## TASK DIRECTIONS
Exclude the pictures; give every entry again exactly as written.

## Figure content listings
====
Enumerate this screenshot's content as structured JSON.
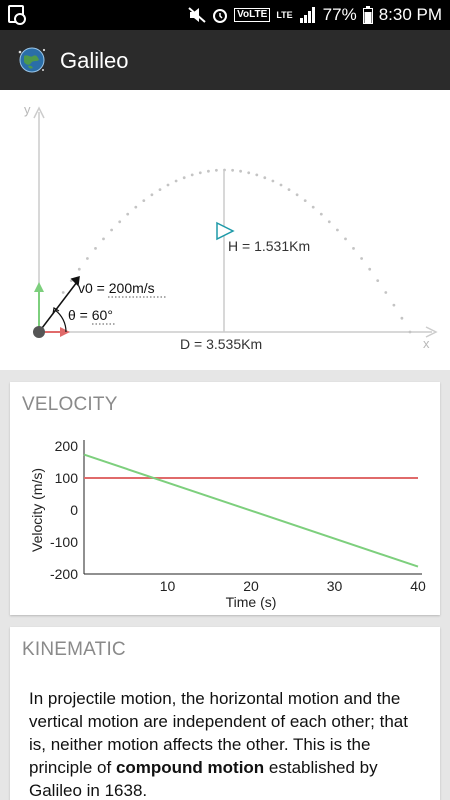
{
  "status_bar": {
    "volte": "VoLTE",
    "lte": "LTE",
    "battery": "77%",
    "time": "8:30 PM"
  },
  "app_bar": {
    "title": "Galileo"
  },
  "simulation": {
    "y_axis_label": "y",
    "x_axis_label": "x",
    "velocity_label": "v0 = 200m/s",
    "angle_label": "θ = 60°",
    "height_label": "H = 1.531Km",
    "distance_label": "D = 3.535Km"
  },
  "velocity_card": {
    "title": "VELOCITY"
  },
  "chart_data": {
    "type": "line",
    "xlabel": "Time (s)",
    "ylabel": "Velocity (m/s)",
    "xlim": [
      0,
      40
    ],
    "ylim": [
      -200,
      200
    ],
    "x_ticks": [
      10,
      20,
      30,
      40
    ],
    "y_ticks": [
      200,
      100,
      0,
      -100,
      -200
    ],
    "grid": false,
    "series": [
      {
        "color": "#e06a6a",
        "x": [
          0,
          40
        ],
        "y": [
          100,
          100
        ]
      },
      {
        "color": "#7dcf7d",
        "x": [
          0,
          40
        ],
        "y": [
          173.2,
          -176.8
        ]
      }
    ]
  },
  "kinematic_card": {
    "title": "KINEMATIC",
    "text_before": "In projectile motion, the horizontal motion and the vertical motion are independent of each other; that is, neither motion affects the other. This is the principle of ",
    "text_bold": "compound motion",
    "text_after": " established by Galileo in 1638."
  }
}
====
## EXPECTED ANSWER
Enumerate this screenshot's content as structured JSON.
{
  "status_bar": {
    "volte": "VoLTE",
    "lte": "LTE",
    "battery": "77%",
    "time": "8:30 PM"
  },
  "app_bar": {
    "title": "Galileo"
  },
  "simulation": {
    "y_axis_label": "y",
    "x_axis_label": "x",
    "velocity_label": "v0 = 200m/s",
    "angle_label": "θ = 60°",
    "height_label": "H = 1.531Km",
    "distance_label": "D = 3.535Km"
  },
  "velocity_card": {
    "title": "VELOCITY"
  },
  "chart_data": {
    "type": "line",
    "xlabel": "Time (s)",
    "ylabel": "Velocity (m/s)",
    "xlim": [
      0,
      40
    ],
    "ylim": [
      -200,
      200
    ],
    "x_ticks": [
      10,
      20,
      30,
      40
    ],
    "y_ticks": [
      200,
      100,
      0,
      -100,
      -200
    ],
    "grid": false,
    "series": [
      {
        "color": "#e06a6a",
        "x": [
          0,
          40
        ],
        "y": [
          100,
          100
        ]
      },
      {
        "color": "#7dcf7d",
        "x": [
          0,
          40
        ],
        "y": [
          173.2,
          -176.8
        ]
      }
    ]
  },
  "kinematic_card": {
    "title": "KINEMATIC",
    "text_before": "In projectile motion, the horizontal motion and the vertical motion are independent of each other; that is, neither motion affects the other. This is the principle of ",
    "text_bold": "compound motion",
    "text_after": " established by Galileo in 1638."
  }
}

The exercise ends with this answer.